Lines of data
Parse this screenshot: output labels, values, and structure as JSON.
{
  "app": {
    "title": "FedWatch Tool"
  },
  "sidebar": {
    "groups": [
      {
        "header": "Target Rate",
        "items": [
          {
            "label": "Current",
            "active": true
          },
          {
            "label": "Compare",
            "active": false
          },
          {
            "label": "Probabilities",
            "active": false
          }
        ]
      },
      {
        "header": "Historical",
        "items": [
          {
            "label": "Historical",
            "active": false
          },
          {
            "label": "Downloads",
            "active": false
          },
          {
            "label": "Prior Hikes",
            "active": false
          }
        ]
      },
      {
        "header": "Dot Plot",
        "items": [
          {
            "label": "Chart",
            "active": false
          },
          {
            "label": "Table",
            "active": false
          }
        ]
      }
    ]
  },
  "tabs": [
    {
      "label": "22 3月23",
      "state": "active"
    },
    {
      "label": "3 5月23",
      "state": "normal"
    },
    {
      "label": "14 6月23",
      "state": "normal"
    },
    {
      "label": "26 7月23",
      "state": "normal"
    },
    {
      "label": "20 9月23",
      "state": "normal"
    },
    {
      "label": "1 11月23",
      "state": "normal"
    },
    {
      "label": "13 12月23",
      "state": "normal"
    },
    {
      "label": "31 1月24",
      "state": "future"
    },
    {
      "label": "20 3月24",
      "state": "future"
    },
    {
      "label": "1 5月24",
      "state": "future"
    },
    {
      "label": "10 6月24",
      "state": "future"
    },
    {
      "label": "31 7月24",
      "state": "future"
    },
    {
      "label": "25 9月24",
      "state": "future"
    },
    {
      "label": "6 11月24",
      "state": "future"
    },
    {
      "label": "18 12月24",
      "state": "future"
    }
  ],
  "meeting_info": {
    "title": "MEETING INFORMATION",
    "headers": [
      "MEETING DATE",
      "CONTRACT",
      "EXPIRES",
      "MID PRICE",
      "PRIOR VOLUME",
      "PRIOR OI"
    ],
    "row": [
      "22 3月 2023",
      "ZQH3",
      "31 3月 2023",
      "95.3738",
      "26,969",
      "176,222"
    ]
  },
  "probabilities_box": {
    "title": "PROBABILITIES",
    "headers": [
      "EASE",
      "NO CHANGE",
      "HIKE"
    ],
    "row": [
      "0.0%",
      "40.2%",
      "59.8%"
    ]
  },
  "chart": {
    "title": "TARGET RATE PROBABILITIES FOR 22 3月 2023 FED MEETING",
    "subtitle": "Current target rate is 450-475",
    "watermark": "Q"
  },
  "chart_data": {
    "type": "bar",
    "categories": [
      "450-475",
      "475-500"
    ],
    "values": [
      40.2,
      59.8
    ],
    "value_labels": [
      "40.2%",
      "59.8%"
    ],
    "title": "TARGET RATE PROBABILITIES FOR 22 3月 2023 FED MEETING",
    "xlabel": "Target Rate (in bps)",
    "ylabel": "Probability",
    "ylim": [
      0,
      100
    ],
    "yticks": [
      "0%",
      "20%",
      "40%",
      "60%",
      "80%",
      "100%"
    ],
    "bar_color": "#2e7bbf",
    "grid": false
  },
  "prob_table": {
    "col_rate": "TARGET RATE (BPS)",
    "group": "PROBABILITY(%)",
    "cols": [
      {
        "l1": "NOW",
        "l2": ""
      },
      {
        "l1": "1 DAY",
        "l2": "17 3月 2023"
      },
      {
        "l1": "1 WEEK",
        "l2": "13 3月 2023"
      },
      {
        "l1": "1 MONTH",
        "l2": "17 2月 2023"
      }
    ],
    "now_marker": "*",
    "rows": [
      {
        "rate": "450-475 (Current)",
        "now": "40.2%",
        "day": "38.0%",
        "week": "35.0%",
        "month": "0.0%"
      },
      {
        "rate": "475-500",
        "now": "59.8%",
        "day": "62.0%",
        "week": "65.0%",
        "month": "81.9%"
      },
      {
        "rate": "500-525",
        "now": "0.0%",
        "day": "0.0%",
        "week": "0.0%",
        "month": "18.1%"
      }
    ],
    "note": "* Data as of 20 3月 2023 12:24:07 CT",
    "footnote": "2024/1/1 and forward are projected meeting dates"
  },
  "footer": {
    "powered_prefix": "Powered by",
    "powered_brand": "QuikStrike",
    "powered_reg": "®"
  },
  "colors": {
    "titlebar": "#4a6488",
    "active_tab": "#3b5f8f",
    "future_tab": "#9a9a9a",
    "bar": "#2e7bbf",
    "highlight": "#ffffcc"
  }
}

● Short exercise:
Output all of the material, please, exactly as it stands.

● Answer to this task:
Parse this screenshot: output labels, values, and structure as JSON.
{
  "app": {
    "title": "FedWatch Tool"
  },
  "sidebar": {
    "groups": [
      {
        "header": "Target Rate",
        "items": [
          {
            "label": "Current",
            "active": true
          },
          {
            "label": "Compare",
            "active": false
          },
          {
            "label": "Probabilities",
            "active": false
          }
        ]
      },
      {
        "header": "Historical",
        "items": [
          {
            "label": "Historical",
            "active": false
          },
          {
            "label": "Downloads",
            "active": false
          },
          {
            "label": "Prior Hikes",
            "active": false
          }
        ]
      },
      {
        "header": "Dot Plot",
        "items": [
          {
            "label": "Chart",
            "active": false
          },
          {
            "label": "Table",
            "active": false
          }
        ]
      }
    ]
  },
  "tabs": [
    {
      "label": "22 3月23",
      "state": "active"
    },
    {
      "label": "3 5月23",
      "state": "normal"
    },
    {
      "label": "14 6月23",
      "state": "normal"
    },
    {
      "label": "26 7月23",
      "state": "normal"
    },
    {
      "label": "20 9月23",
      "state": "normal"
    },
    {
      "label": "1 11月23",
      "state": "normal"
    },
    {
      "label": "13 12月23",
      "state": "normal"
    },
    {
      "label": "31 1月24",
      "state": "future"
    },
    {
      "label": "20 3月24",
      "state": "future"
    },
    {
      "label": "1 5月24",
      "state": "future"
    },
    {
      "label": "10 6月24",
      "state": "future"
    },
    {
      "label": "31 7月24",
      "state": "future"
    },
    {
      "label": "25 9月24",
      "state": "future"
    },
    {
      "label": "6 11月24",
      "state": "future"
    },
    {
      "label": "18 12月24",
      "state": "future"
    }
  ],
  "meeting_info": {
    "title": "MEETING INFORMATION",
    "headers": [
      "MEETING DATE",
      "CONTRACT",
      "EXPIRES",
      "MID PRICE",
      "PRIOR VOLUME",
      "PRIOR OI"
    ],
    "row": [
      "22 3月 2023",
      "ZQH3",
      "31 3月 2023",
      "95.3738",
      "26,969",
      "176,222"
    ]
  },
  "probabilities_box": {
    "title": "PROBABILITIES",
    "headers": [
      "EASE",
      "NO CHANGE",
      "HIKE"
    ],
    "row": [
      "0.0%",
      "40.2%",
      "59.8%"
    ]
  },
  "chart": {
    "title": "TARGET RATE PROBABILITIES FOR 22 3月 2023 FED MEETING",
    "subtitle": "Current target rate is 450-475",
    "watermark": "Q"
  },
  "chart_data": {
    "type": "bar",
    "categories": [
      "450-475",
      "475-500"
    ],
    "values": [
      40.2,
      59.8
    ],
    "value_labels": [
      "40.2%",
      "59.8%"
    ],
    "title": "TARGET RATE PROBABILITIES FOR 22 3月 2023 FED MEETING",
    "xlabel": "Target Rate (in bps)",
    "ylabel": "Probability",
    "ylim": [
      0,
      100
    ],
    "yticks": [
      "0%",
      "20%",
      "40%",
      "60%",
      "80%",
      "100%"
    ],
    "bar_color": "#2e7bbf",
    "grid": false
  },
  "prob_table": {
    "col_rate": "TARGET RATE (BPS)",
    "group": "PROBABILITY(%)",
    "cols": [
      {
        "l1": "NOW",
        "l2": ""
      },
      {
        "l1": "1 DAY",
        "l2": "17 3月 2023"
      },
      {
        "l1": "1 WEEK",
        "l2": "13 3月 2023"
      },
      {
        "l1": "1 MONTH",
        "l2": "17 2月 2023"
      }
    ],
    "now_marker": "*",
    "rows": [
      {
        "rate": "450-475 (Current)",
        "now": "40.2%",
        "day": "38.0%",
        "week": "35.0%",
        "month": "0.0%"
      },
      {
        "rate": "475-500",
        "now": "59.8%",
        "day": "62.0%",
        "week": "65.0%",
        "month": "81.9%"
      },
      {
        "rate": "500-525",
        "now": "0.0%",
        "day": "0.0%",
        "week": "0.0%",
        "month": "18.1%"
      }
    ],
    "note": "* Data as of 20 3月 2023 12:24:07 CT",
    "footnote": "2024/1/1 and forward are projected meeting dates"
  },
  "footer": {
    "powered_prefix": "Powered by",
    "powered_brand": "QuikStrike",
    "powered_reg": "®"
  },
  "colors": {
    "titlebar": "#4a6488",
    "active_tab": "#3b5f8f",
    "future_tab": "#9a9a9a",
    "bar": "#2e7bbf",
    "highlight": "#ffffcc"
  }
}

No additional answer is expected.